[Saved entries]
⁂
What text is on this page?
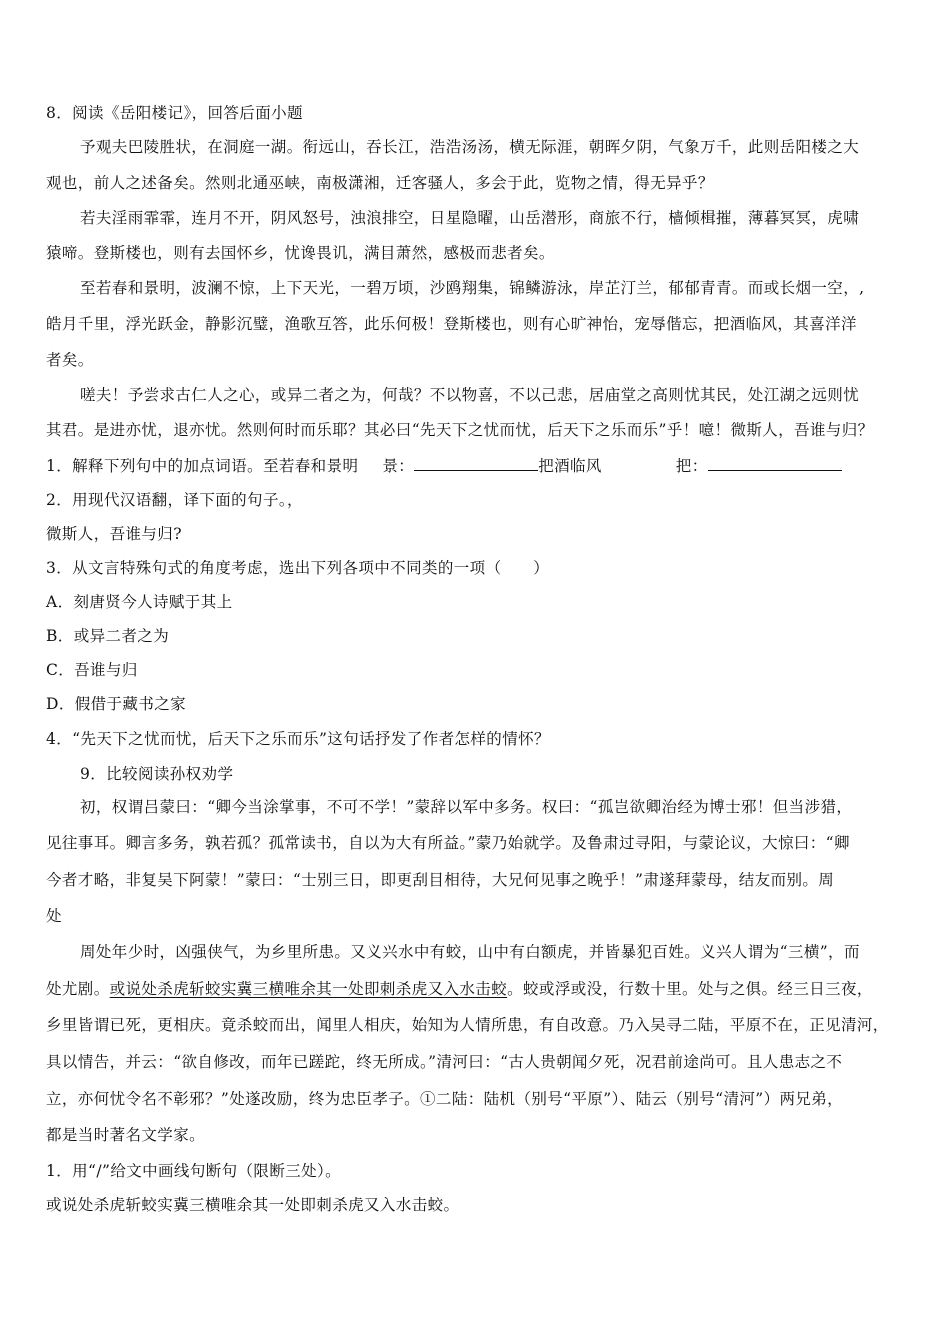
8．阅读《岳阳楼记》，回答后面小题
予观夫巴陵胜状，在洞庭一湖。衔远山，吞长江，浩浩汤汤，横无际涯，朝晖夕阴，气象万千，此则岳阳楼之大
观也，前人之述备矣。然则北通巫峡，南极潇湘，迁客骚人，多会于此，览物之情，得无异乎？
若夫淫雨霏霏，连月不开，阴风怒号，浊浪排空，日星隐曜，山岳潜形，商旅不行，樯倾楫摧，薄暮冥冥，虎啸
猿啼。登斯楼也，则有去国怀乡，忧谗畏讥，满目萧然，感极而悲者矣。
至若春和景明，波澜不惊，上下天光，一碧万顷，沙鸥翔集，锦鳞游泳，岸芷汀兰，郁郁青青。而或长烟一空，,
皓月千里，浮光跃金，静影沉璧，渔歌互答，此乐何极！登斯楼也，则有心旷神怡，宠辱偕忘，把酒临风，其喜洋洋
者矣。
嗟夫！予尝求古仁人之心，或异二者之为，何哉？不以物喜，不以己悲，居庙堂之高则忧其民，处江湖之远则忧
其君。是进亦忧，退亦忧。然则何时而乐耶？其必曰“先天下之忧而忧，后天下之乐而乐”乎！噫！微斯人，吾谁与归？
1．解释下列句中的加点词语。至若春和景明 景：	把酒临风	把：
2．用现代汉语翻，译下面的句子。，
微斯人，吾谁与归?
3．从文言特殊句式的角度考虑，选出下列各项中不同类的一项（　　）
A．刻唐贤今人诗赋于其上
B．或异二者之为
C．吾谁与归
D．假借于藏书之家
4．“先天下之忧而忧，后天下之乐而乐”这句话抒发了作者怎样的情怀？
9．比较阅读孙权劝学
初，权谓吕蒙曰：“卿今当涂掌事，不可不学！”蒙辞以军中多务。权曰：“孤岂欲卿治经为博士邪！但当涉猎，
见往事耳。卿言多务，孰若孤？孤常读书，自以为大有所益。”蒙乃始就学。及鲁肃过寻阳，与蒙论议，大惊曰：“卿
今者才略，非复吴下阿蒙！”蒙曰：“士别三日，即更刮目相待，大兄何见事之晚乎！”肃遂拜蒙母，结友而别。周
处
周处年少时，凶强侠气，为乡里所患。又义兴水中有蛟，山中有白额虎，并皆暴犯百姓。义兴人谓为“三横”，而
处尤剧。或说处杀虎斩蛟实冀三横唯余其一处即刺杀虎又入水击蛟。蛟或浮或没，行数十里。处与之俱。经三日三夜，
乡里皆谓已死，更相庆。竟杀蛟而出，闻里人相庆，始知为人情所患，有自改意。乃入吴寻二陆，平原不在，正见清河，
具以情告，并云：“欲自修改，而年已蹉跎，终无所成。”清河曰：“古人贵朝闻夕死，况君前途尚可。且人患志之不
立，亦何忧令名不彰邪？”处遂改励，终为忠臣孝子。①二陆：陆机（别号“平原”）、陆云（别号“清河”）两兄弟，
都是当时著名文学家。
1．用“/”给文中画线句断句（限断三处）。
或说处杀虎斩蛟实冀三横唯余其一处即刺杀虎又入水击蛟。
⁂
**Job**
Check each line of the records for the string "或说处杀虎斩蛟实冀三横唯余其一处即刺杀虎又入水击蛟" and state how many lines contain it. Give only the number.

**Exercise solution**
2